What is needed
Which lines run from the line with "Read all visible content and emit it as JSON." to the end of the entries? Write out exactly those, leaving out the pictures.

Data supplied

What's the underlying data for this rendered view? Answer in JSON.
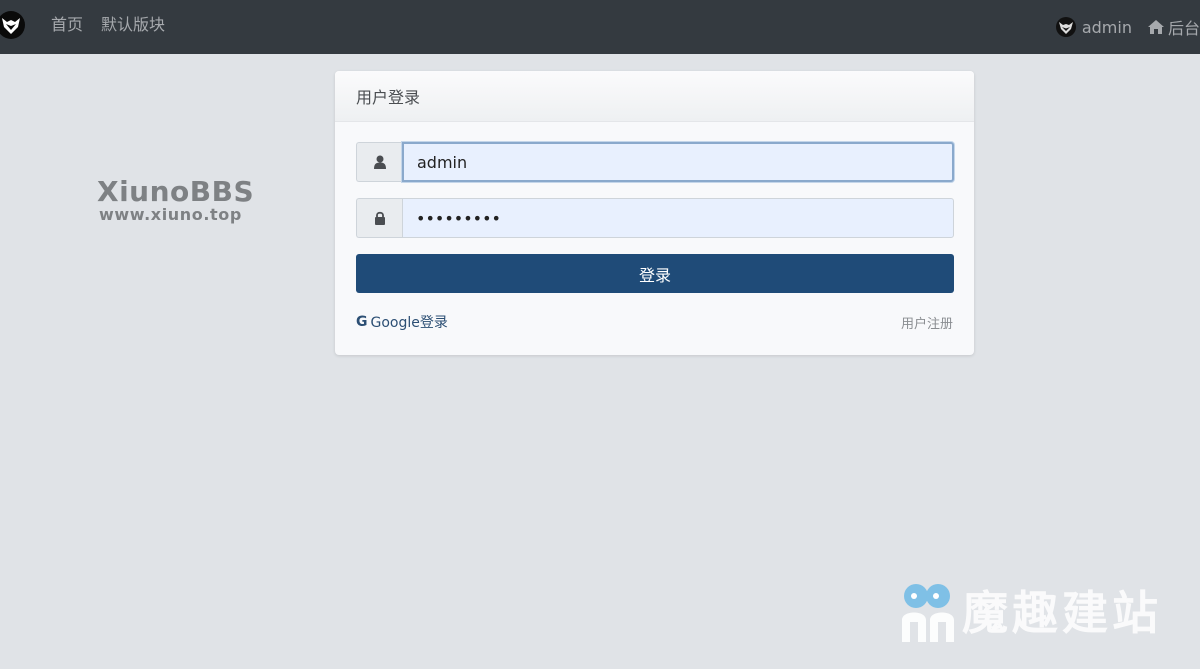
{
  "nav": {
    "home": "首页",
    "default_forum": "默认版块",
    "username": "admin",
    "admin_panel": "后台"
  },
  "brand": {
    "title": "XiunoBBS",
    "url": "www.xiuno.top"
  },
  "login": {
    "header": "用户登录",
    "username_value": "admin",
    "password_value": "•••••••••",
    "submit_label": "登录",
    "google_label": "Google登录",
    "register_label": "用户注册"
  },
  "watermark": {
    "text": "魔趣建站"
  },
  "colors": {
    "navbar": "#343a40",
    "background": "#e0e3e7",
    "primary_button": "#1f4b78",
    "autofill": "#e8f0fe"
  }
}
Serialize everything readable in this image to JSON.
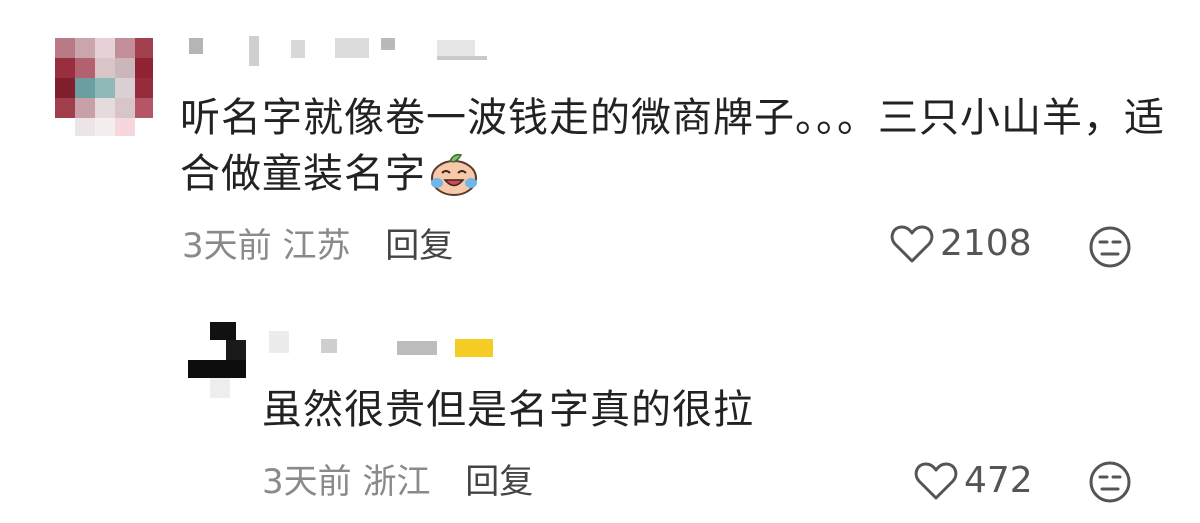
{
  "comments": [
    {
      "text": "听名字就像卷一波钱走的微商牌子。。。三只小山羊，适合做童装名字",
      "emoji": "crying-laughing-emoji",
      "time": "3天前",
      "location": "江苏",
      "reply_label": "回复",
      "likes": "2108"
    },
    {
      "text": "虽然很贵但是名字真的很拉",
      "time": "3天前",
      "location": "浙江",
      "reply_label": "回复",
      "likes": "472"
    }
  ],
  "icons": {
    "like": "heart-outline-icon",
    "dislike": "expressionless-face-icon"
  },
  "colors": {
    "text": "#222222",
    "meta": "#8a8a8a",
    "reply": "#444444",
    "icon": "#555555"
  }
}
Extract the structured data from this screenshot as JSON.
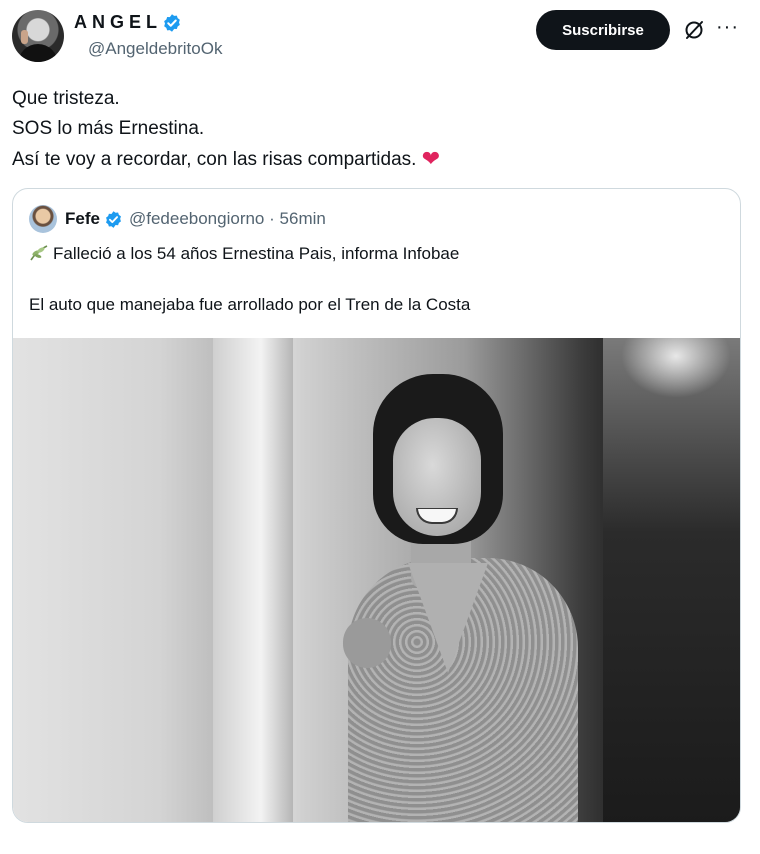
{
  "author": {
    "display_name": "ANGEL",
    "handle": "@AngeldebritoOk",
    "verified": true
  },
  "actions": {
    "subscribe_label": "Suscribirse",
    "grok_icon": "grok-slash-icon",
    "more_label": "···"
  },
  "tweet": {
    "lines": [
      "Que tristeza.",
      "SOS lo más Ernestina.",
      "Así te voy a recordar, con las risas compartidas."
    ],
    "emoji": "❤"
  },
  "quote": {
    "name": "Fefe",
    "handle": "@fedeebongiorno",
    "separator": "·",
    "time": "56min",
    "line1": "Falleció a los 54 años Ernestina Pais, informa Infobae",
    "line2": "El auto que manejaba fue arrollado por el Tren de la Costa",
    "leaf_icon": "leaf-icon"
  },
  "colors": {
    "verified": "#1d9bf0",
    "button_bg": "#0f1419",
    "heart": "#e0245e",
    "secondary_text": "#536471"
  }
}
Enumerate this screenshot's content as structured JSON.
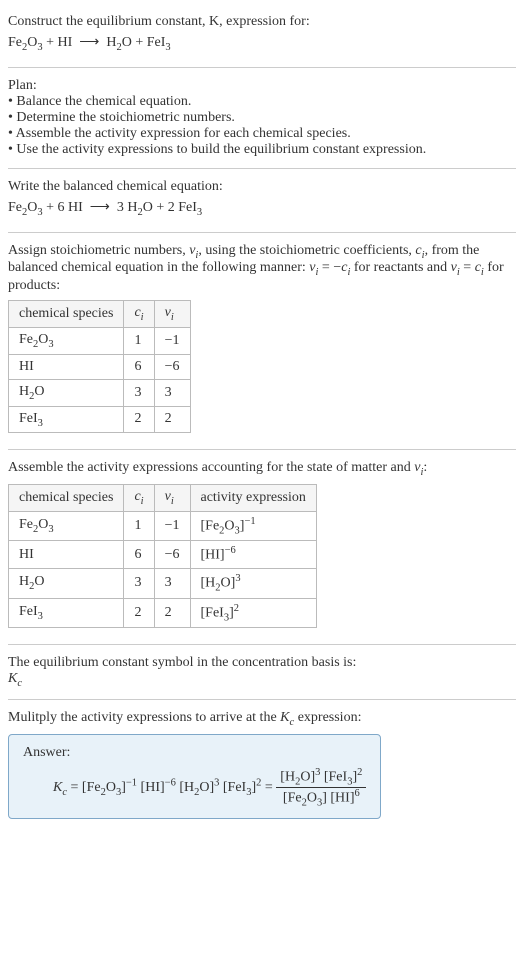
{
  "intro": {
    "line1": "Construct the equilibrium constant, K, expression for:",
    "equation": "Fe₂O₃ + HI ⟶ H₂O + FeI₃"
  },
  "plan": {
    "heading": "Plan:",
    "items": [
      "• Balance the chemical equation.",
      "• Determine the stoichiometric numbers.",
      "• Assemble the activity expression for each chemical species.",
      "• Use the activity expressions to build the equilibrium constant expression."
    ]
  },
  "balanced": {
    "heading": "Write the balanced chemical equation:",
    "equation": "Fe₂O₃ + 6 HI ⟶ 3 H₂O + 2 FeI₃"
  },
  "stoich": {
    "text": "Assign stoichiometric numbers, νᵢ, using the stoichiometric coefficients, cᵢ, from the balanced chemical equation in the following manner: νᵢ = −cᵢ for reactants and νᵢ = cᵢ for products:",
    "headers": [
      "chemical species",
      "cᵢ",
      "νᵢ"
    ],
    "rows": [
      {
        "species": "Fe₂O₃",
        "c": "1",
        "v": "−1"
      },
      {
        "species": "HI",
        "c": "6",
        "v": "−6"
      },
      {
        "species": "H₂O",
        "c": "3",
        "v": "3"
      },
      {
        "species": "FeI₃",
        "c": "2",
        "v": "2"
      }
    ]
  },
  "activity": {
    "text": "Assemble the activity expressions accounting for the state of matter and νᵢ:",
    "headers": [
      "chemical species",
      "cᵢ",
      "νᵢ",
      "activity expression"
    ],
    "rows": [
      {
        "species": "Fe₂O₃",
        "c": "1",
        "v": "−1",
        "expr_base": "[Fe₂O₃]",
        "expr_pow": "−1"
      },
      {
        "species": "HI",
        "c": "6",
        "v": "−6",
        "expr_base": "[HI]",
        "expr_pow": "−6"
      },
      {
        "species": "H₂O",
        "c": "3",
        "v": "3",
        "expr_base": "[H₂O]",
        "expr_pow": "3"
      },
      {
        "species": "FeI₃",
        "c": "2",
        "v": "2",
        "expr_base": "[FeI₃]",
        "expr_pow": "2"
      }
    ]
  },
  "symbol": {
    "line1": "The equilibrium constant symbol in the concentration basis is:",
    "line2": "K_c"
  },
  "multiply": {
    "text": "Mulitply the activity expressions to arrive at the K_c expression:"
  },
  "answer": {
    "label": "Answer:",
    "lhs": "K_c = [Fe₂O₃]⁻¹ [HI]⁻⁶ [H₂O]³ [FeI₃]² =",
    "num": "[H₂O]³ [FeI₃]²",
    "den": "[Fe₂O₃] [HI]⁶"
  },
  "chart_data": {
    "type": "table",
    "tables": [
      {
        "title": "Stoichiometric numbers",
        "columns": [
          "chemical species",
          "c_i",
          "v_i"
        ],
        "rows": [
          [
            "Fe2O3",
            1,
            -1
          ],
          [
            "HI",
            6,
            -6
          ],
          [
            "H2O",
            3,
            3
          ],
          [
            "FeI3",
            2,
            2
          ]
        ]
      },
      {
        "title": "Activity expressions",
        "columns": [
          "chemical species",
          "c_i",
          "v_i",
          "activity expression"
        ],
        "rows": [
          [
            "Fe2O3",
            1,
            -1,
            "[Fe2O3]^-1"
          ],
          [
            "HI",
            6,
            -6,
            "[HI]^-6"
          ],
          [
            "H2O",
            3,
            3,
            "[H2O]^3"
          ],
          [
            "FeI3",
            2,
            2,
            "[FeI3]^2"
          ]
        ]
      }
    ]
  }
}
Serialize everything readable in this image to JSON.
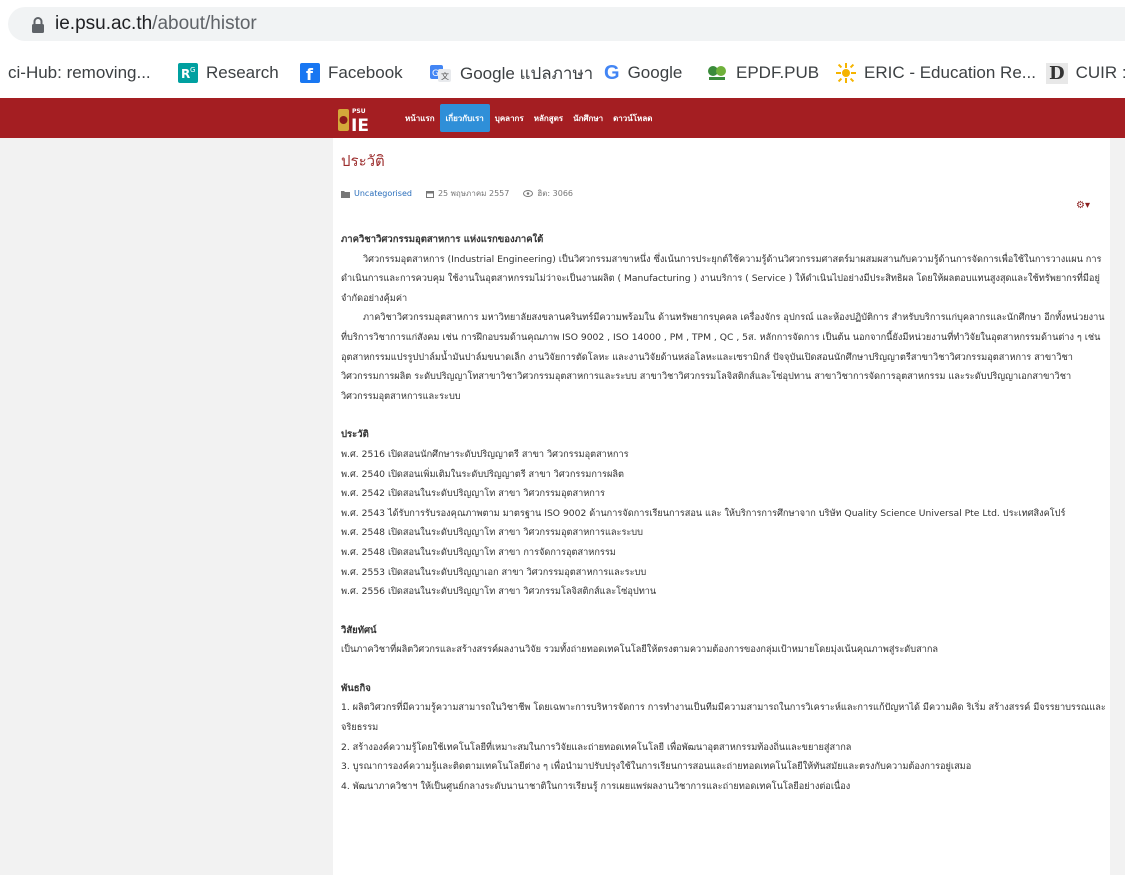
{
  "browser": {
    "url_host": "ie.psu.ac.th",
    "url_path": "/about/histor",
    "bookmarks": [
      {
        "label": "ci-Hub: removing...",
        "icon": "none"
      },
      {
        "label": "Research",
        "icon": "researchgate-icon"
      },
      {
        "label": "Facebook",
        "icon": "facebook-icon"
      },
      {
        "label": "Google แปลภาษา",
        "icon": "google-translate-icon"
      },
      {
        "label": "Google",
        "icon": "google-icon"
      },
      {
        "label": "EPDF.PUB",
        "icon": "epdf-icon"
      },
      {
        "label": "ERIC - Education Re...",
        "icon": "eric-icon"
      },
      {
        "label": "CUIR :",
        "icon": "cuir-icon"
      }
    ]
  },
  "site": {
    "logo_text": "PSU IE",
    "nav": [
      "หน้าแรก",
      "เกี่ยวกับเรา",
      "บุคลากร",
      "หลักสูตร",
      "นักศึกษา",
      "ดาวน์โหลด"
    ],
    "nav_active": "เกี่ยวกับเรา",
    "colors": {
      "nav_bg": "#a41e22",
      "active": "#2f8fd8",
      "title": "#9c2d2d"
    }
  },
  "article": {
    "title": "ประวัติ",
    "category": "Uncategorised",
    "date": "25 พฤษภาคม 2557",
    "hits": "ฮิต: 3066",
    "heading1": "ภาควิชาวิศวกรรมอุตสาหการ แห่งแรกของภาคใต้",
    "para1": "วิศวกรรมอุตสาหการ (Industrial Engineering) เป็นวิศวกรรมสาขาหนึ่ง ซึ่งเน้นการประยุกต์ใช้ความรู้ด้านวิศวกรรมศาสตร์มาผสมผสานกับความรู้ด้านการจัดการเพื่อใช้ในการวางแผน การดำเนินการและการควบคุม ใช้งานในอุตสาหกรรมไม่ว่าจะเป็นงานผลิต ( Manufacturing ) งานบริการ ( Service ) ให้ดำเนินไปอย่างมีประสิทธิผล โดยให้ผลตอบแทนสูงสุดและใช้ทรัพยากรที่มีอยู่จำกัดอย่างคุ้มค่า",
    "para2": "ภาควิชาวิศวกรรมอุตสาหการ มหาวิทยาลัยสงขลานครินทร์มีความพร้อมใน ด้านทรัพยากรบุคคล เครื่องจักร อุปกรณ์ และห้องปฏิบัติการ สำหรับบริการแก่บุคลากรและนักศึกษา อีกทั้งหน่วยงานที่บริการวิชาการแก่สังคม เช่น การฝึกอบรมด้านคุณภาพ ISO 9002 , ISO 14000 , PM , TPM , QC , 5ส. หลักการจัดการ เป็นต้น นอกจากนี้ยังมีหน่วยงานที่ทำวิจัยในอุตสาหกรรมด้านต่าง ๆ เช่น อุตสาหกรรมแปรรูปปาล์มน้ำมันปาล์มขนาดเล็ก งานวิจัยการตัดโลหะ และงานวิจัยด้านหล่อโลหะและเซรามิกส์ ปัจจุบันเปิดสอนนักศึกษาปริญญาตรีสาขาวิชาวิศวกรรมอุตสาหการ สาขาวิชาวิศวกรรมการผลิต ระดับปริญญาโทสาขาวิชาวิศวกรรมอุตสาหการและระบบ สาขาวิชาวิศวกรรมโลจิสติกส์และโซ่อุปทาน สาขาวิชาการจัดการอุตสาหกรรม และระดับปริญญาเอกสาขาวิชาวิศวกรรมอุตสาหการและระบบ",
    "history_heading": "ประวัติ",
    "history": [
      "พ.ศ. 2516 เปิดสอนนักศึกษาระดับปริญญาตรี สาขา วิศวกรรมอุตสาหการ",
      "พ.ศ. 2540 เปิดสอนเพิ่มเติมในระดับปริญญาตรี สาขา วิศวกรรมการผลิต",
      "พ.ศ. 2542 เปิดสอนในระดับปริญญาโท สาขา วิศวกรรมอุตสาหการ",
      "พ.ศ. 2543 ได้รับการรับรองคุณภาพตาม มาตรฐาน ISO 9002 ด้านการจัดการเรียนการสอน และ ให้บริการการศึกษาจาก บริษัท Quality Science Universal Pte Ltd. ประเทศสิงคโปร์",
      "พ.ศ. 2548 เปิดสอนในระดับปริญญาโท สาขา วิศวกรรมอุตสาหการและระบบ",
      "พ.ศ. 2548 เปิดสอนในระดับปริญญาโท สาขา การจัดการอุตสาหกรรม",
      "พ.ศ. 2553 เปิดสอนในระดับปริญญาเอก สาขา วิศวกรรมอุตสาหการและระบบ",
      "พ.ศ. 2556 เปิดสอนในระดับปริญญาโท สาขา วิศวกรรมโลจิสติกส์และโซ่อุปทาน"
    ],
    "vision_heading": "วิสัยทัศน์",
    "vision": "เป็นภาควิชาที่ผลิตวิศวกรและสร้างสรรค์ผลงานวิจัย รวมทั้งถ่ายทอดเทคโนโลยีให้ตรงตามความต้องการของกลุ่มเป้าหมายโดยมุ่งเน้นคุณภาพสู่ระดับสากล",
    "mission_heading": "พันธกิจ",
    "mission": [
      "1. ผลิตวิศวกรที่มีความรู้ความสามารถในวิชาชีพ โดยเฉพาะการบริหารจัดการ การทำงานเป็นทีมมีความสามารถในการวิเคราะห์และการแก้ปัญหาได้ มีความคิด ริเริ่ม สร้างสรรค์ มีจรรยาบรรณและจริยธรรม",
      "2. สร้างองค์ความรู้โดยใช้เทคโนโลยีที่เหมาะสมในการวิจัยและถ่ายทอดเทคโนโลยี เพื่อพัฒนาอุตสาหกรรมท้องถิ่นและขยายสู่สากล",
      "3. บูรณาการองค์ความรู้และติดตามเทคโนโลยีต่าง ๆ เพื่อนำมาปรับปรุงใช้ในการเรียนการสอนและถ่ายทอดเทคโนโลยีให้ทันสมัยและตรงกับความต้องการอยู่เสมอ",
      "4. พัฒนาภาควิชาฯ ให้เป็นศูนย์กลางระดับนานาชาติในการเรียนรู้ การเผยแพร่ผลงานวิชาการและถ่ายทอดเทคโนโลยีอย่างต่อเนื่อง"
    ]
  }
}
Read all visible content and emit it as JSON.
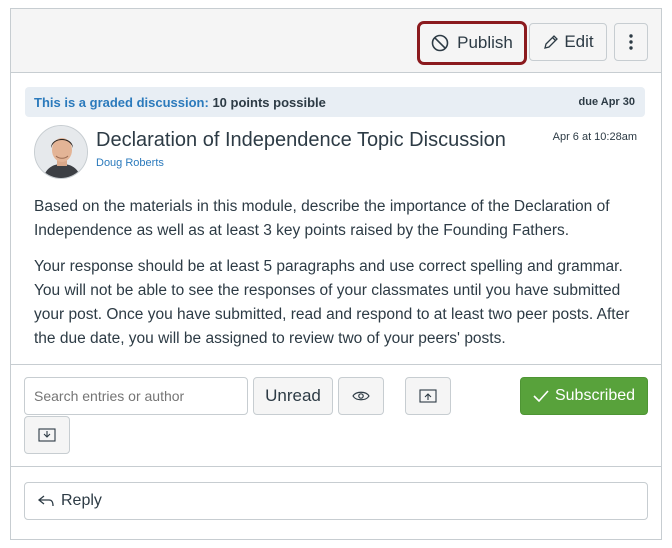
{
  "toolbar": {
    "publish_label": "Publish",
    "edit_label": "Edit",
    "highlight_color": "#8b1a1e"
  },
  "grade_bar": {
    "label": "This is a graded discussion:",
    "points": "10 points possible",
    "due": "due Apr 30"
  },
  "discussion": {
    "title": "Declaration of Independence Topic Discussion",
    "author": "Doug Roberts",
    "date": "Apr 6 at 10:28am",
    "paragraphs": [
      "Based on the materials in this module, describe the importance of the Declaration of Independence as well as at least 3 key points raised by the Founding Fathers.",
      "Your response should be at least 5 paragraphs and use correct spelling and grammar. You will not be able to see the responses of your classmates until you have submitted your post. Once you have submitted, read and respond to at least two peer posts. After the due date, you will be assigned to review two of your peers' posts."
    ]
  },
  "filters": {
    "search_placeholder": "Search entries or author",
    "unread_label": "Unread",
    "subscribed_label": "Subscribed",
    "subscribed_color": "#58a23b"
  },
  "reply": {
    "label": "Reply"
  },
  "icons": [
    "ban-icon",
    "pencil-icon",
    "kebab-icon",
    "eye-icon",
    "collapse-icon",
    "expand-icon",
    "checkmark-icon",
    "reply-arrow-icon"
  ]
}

Worked answer
Read all visible content and emit it as JSON.
{
  "toolbar": {
    "publish_label": "Publish",
    "edit_label": "Edit",
    "highlight_color": "#8b1a1e"
  },
  "grade_bar": {
    "label": "This is a graded discussion:",
    "points": "10 points possible",
    "due": "due Apr 30"
  },
  "discussion": {
    "title": "Declaration of Independence Topic Discussion",
    "author": "Doug Roberts",
    "date": "Apr 6 at 10:28am",
    "paragraphs": [
      "Based on the materials in this module, describe the importance of the Declaration of Independence as well as at least 3 key points raised by the Founding Fathers.",
      "Your response should be at least 5 paragraphs and use correct spelling and grammar. You will not be able to see the responses of your classmates until you have submitted your post. Once you have submitted, read and respond to at least two peer posts. After the due date, you will be assigned to review two of your peers' posts."
    ]
  },
  "filters": {
    "search_placeholder": "Search entries or author",
    "unread_label": "Unread",
    "subscribed_label": "Subscribed",
    "subscribed_color": "#58a23b"
  },
  "reply": {
    "label": "Reply"
  },
  "icons": [
    "ban-icon",
    "pencil-icon",
    "kebab-icon",
    "eye-icon",
    "collapse-icon",
    "expand-icon",
    "checkmark-icon",
    "reply-arrow-icon"
  ]
}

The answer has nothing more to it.